▶ **EXCERPTED RECORDS**:
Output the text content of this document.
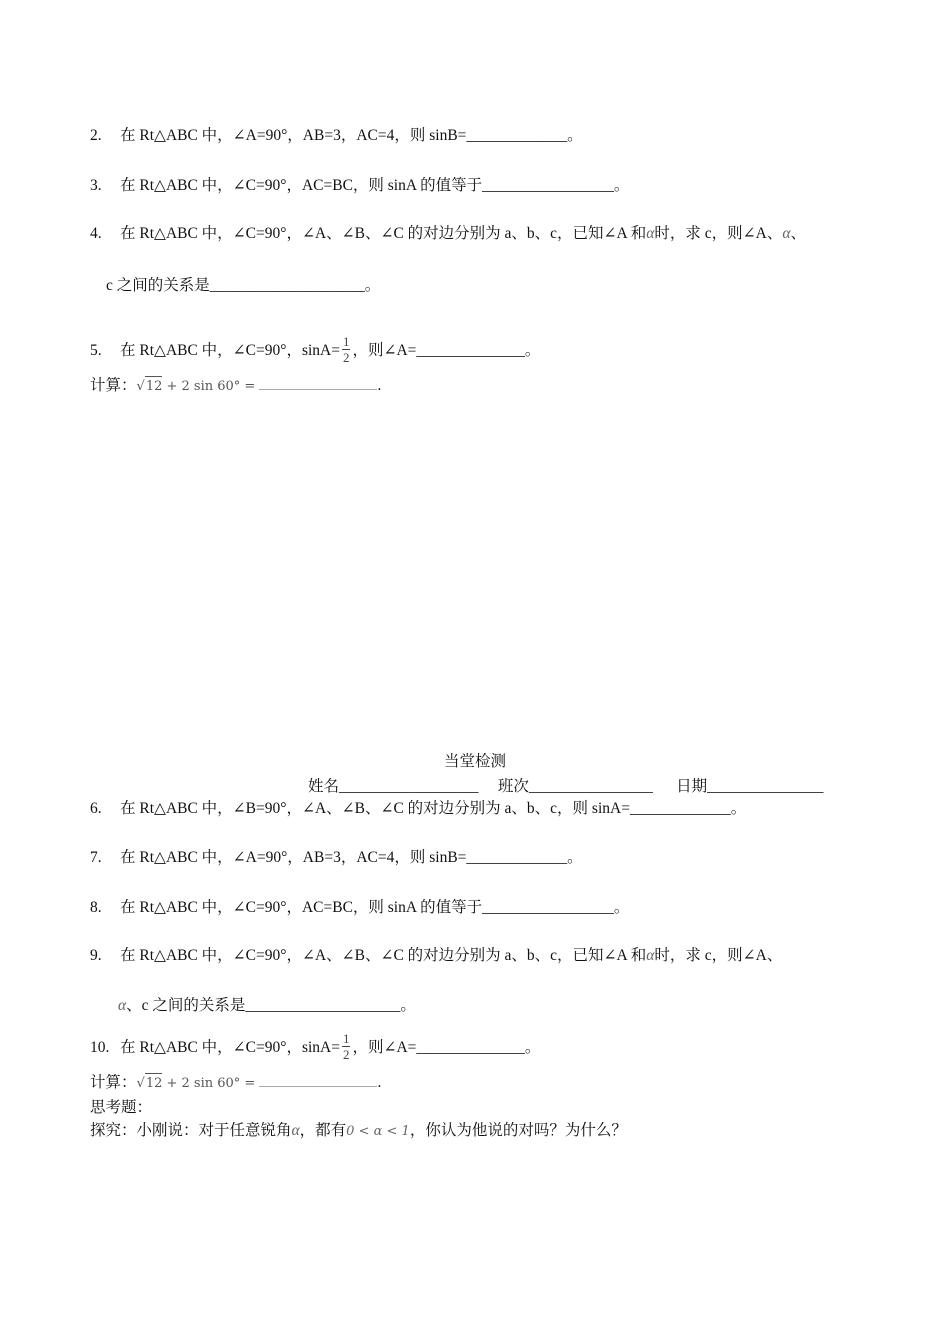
2. 在 Rt△ABC 中，∠A=90°，AB=3，AC=4，则 sinB=_____________。
3. 在 Rt△ABC 中，∠C=90°，AC=BC，则 sinA 的值等于_________________。
4. 在 Rt△ABC 中，∠C=90°，∠A、∠B、∠C 的对边分别为 a、b、c，已知∠A 和α时，求 c，则∠A、α、
c 之间的关系是____________________。
5. 在 Rt△ABC 中，∠C=90°，$\sin A= \frac{1}{2}$ ，则∠A=______________。
计算：√12 + 2 sin 60° =	.
当堂检测
姓名__________________ 班次________________ 日期_______________
6. 在 Rt△ABC 中，∠B=90°，∠A、∠B、∠C 的对边分别为 a、b、c，则 sinA=_____________。
7. 在 Rt△ABC 中，∠A=90°，AB=3，AC=4，则 sinB=_____________。
8. 在 Rt△ABC 中，∠C=90°，AC=BC，则 sinA 的值等于_________________。
9. 在 Rt△ABC 中，∠C=90°，∠A、∠B、∠C 的对边分别为 a、b、c，已知∠A 和α时，求 c，则∠A、
α、c 之间的关系是____________________。
10. 在 Rt△ABC 中，∠C=90°，$\sin A= \frac{1}{2}$ ，则∠A=______________。
计算：√12 + 2 sin 60° =	.
思考题：
探究：小刚说：对于任意锐角α，都有0 < α < 1，你认为他说的对吗？为什么？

▶ **EXERCISE INSTRUCTIONS**: Extract all the entries word for word; omit any pictures.

▶ **EXERCISE SOLUTION**:
Output the text content of this document.
2. 在 Rt△ABC 中，∠A=90°，AB=3，AC=4，则 sinB=_____________。
3. 在 Rt△ABC 中，∠C=90°，AC=BC，则 sinA 的值等于_________________。
4. 在 Rt△ABC 中，∠C=90°，∠A、∠B、∠C 的对边分别为 a、b、c，已知∠A 和α时，求 c，则∠A、α、
c 之间的关系是____________________。
5. 在 Rt△ABC 中，∠C=90°，$\sin A= \frac{1}{2}$ ，则∠A=______________。
计算：√12 + 2 sin 60° =	.
当堂检测
姓名__________________ 班次________________ 日期_______________
6. 在 Rt△ABC 中，∠B=90°，∠A、∠B、∠C 的对边分别为 a、b、c，则 sinA=_____________。
7. 在 Rt△ABC 中，∠A=90°，AB=3，AC=4，则 sinB=_____________。
8. 在 Rt△ABC 中，∠C=90°，AC=BC，则 sinA 的值等于_________________。
9. 在 Rt△ABC 中，∠C=90°，∠A、∠B、∠C 的对边分别为 a、b、c，已知∠A 和α时，求 c，则∠A、
α、c 之间的关系是____________________。
10. 在 Rt△ABC 中，∠C=90°，$\sin A= \frac{1}{2}$ ，则∠A=______________。
计算：√12 + 2 sin 60° =	.
思考题：
探究：小刚说：对于任意锐角α，都有0 < α < 1，你认为他说的对吗？为什么？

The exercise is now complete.